-- start of Records for processing --
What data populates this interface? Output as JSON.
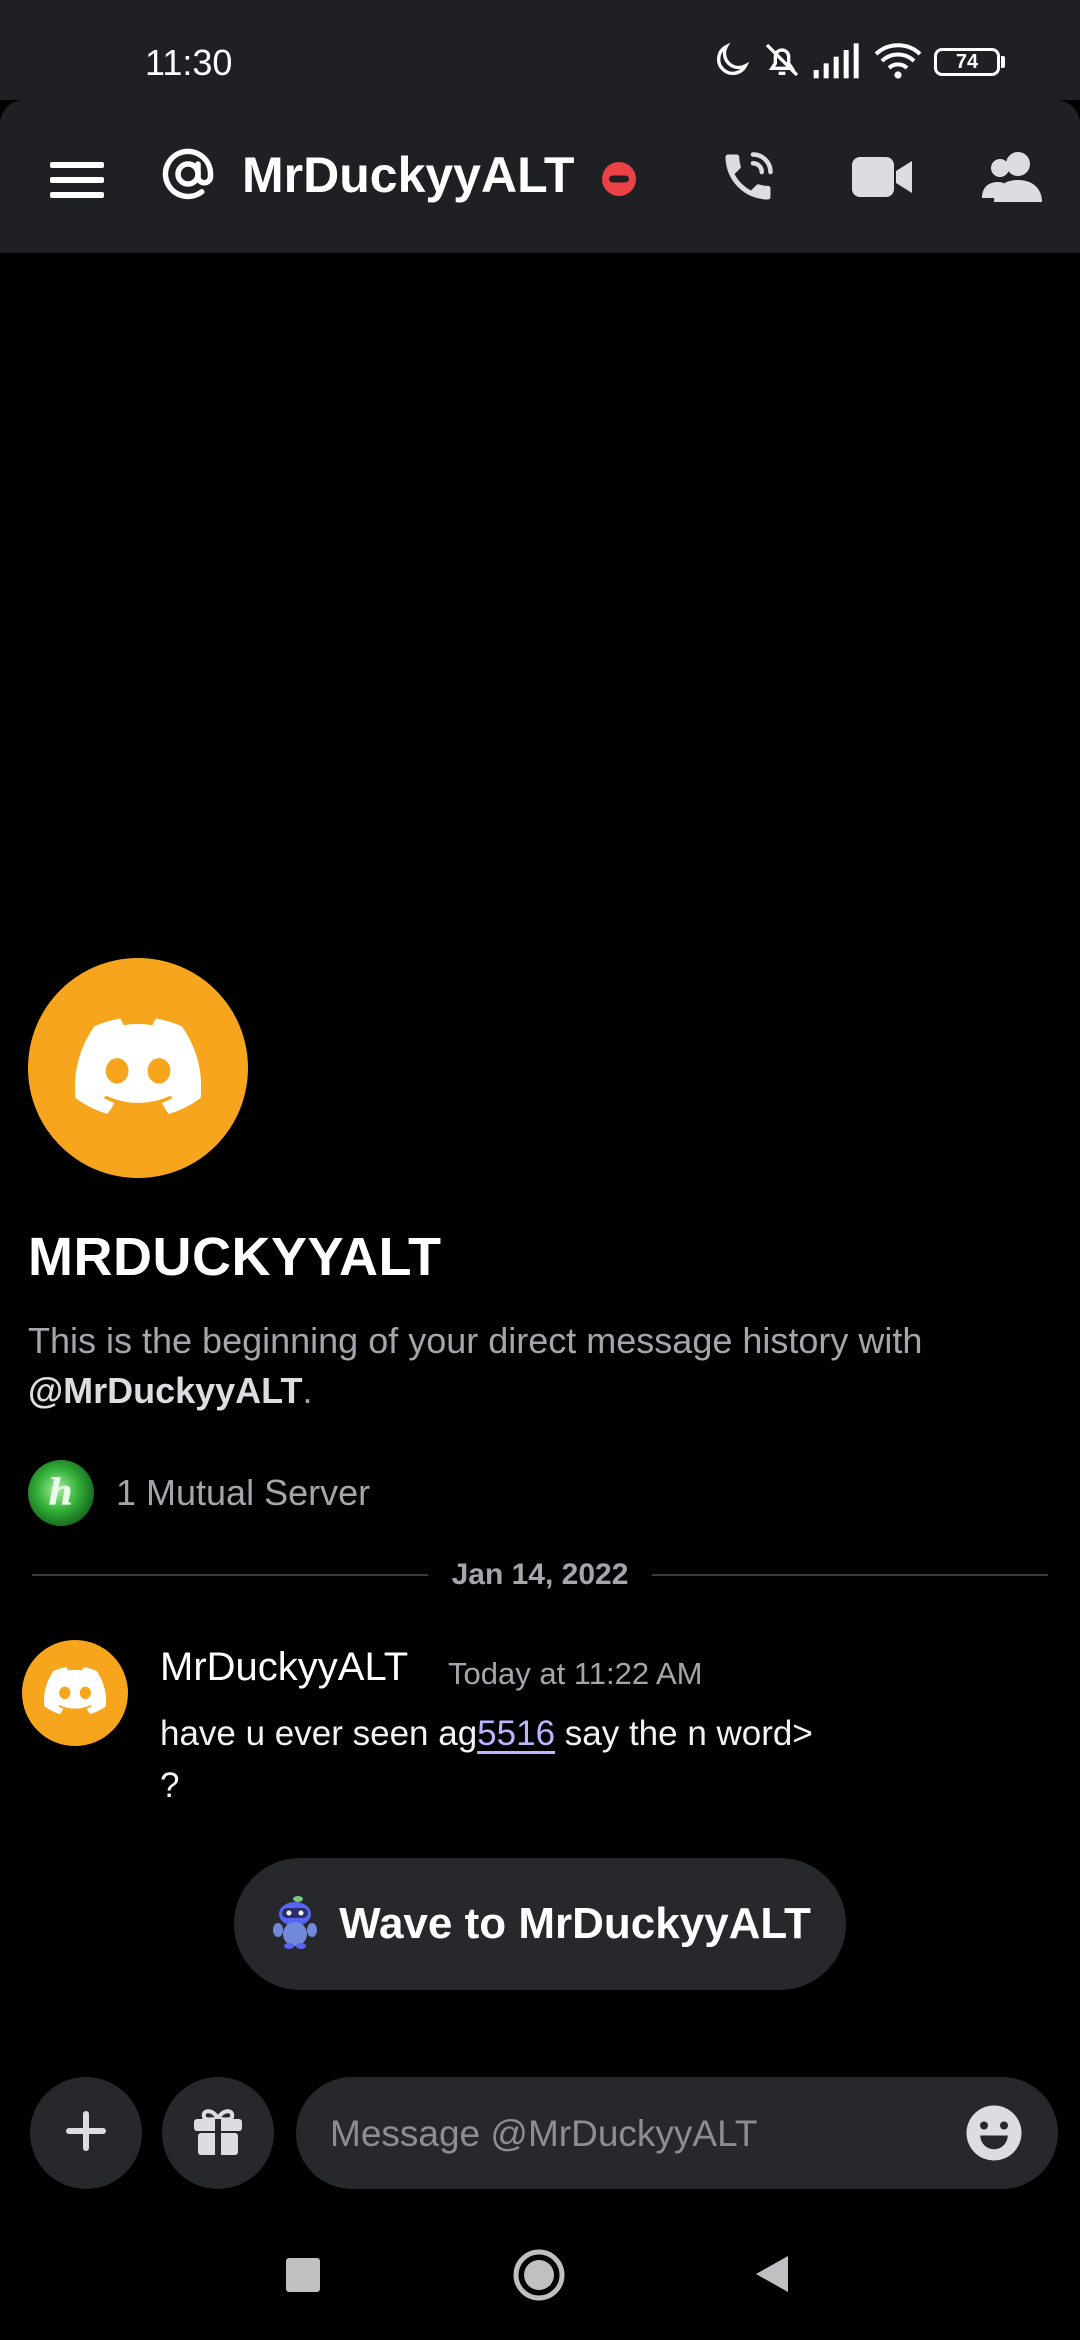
{
  "status_bar": {
    "time": "11:30",
    "battery": "74",
    "icons": [
      "moon-icon",
      "bell-off-icon",
      "signal-icon",
      "wifi-icon",
      "battery-icon"
    ]
  },
  "header": {
    "title": "MrDuckyyALT",
    "icons": [
      "menu-icon",
      "at-icon",
      "dnd-status-icon",
      "voice-call-icon",
      "video-call-icon",
      "members-icon"
    ]
  },
  "intro": {
    "name": "MRDUCKYYALT",
    "description_prefix": "This is the beginning of your direct message history with ",
    "description_handle": "@MrDuckyyALT",
    "description_suffix": ".",
    "mutual_server_initial": "h",
    "mutual_servers": "1 Mutual Server"
  },
  "divider": {
    "date": "Jan 14, 2022"
  },
  "message": {
    "author": "MrDuckyyALT",
    "timestamp": "Today at 11:22 AM",
    "text_before": "have u ever seen ag",
    "link_text": "5516",
    "text_after": " say the n word>",
    "line2": "?"
  },
  "wave_button": {
    "label": "Wave to MrDuckyyALT"
  },
  "composer": {
    "placeholder": "Message @MrDuckyyALT"
  },
  "colors": {
    "background": "#000000",
    "surface": "#1f2023",
    "input": "#27282c",
    "avatar": "#f6a51c",
    "dnd": "#ed4245",
    "link": "#b9b5ff",
    "muted_text": "#a3a6aa"
  }
}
-- end of Records for processing --
### Task:
Write the records above out again exactly, with no pictures in your copy.

### Full solution:
What data populates this interface? Output as JSON.
{
  "status_bar": {
    "time": "11:30",
    "battery": "74",
    "icons": [
      "moon-icon",
      "bell-off-icon",
      "signal-icon",
      "wifi-icon",
      "battery-icon"
    ]
  },
  "header": {
    "title": "MrDuckyyALT",
    "icons": [
      "menu-icon",
      "at-icon",
      "dnd-status-icon",
      "voice-call-icon",
      "video-call-icon",
      "members-icon"
    ]
  },
  "intro": {
    "name": "MRDUCKYYALT",
    "description_prefix": "This is the beginning of your direct message history with ",
    "description_handle": "@MrDuckyyALT",
    "description_suffix": ".",
    "mutual_server_initial": "h",
    "mutual_servers": "1 Mutual Server"
  },
  "divider": {
    "date": "Jan 14, 2022"
  },
  "message": {
    "author": "MrDuckyyALT",
    "timestamp": "Today at 11:22 AM",
    "text_before": "have u ever seen ag",
    "link_text": "5516",
    "text_after": " say the n word>",
    "line2": "?"
  },
  "wave_button": {
    "label": "Wave to MrDuckyyALT"
  },
  "composer": {
    "placeholder": "Message @MrDuckyyALT"
  },
  "colors": {
    "background": "#000000",
    "surface": "#1f2023",
    "input": "#27282c",
    "avatar": "#f6a51c",
    "dnd": "#ed4245",
    "link": "#b9b5ff",
    "muted_text": "#a3a6aa"
  }
}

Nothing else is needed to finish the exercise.